> [Goal]:
Check every line of the entries below for the word "icon", and copy the ones that have it.

[Saved entries]
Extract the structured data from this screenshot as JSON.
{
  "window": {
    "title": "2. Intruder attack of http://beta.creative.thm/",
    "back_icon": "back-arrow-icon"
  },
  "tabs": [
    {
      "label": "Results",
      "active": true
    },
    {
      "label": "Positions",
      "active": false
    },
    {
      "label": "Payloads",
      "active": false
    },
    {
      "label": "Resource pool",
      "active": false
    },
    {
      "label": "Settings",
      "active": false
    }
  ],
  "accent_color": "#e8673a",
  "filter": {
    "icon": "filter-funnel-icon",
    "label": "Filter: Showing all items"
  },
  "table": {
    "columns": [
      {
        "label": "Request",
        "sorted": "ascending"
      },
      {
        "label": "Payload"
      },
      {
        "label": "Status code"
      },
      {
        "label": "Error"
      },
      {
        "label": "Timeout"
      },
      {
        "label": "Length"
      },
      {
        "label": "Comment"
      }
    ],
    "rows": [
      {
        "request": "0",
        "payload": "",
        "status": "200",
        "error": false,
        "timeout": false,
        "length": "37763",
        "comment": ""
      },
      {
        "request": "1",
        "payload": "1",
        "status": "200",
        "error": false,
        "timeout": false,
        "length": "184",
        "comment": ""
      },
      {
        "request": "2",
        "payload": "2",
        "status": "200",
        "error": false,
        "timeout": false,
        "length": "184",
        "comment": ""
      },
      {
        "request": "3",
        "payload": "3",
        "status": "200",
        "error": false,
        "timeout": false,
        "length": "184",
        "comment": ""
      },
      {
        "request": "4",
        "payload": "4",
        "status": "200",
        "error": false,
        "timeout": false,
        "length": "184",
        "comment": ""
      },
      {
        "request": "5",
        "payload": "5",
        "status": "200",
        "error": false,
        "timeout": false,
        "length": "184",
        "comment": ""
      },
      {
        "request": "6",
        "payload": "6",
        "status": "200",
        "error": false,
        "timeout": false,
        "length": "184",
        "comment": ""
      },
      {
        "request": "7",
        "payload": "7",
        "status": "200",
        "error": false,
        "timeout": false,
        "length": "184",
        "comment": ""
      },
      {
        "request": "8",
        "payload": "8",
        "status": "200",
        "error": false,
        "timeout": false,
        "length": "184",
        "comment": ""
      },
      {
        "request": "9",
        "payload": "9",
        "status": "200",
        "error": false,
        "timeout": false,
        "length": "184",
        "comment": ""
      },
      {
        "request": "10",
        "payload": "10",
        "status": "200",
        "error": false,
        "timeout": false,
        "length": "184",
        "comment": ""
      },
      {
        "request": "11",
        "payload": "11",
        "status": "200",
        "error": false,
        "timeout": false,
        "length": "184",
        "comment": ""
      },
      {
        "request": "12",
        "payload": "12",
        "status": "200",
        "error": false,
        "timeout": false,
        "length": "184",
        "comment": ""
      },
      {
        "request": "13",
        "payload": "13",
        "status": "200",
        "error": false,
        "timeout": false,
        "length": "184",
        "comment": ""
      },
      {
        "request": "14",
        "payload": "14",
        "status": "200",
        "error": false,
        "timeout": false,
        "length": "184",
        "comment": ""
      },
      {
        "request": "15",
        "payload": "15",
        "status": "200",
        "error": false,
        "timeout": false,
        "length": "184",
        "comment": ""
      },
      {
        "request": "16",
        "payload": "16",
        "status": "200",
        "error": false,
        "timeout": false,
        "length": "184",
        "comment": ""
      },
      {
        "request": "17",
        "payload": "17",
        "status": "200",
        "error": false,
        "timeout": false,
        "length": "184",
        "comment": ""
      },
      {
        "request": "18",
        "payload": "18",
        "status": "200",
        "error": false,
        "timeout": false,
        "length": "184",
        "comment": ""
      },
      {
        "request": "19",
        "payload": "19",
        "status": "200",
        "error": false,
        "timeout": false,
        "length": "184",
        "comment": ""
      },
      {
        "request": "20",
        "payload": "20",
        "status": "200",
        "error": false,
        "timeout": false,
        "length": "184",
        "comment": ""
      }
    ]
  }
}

> [Written solution]:
    "back_icon": "back-arrow-icon"
    "icon": "filter-funnel-icon",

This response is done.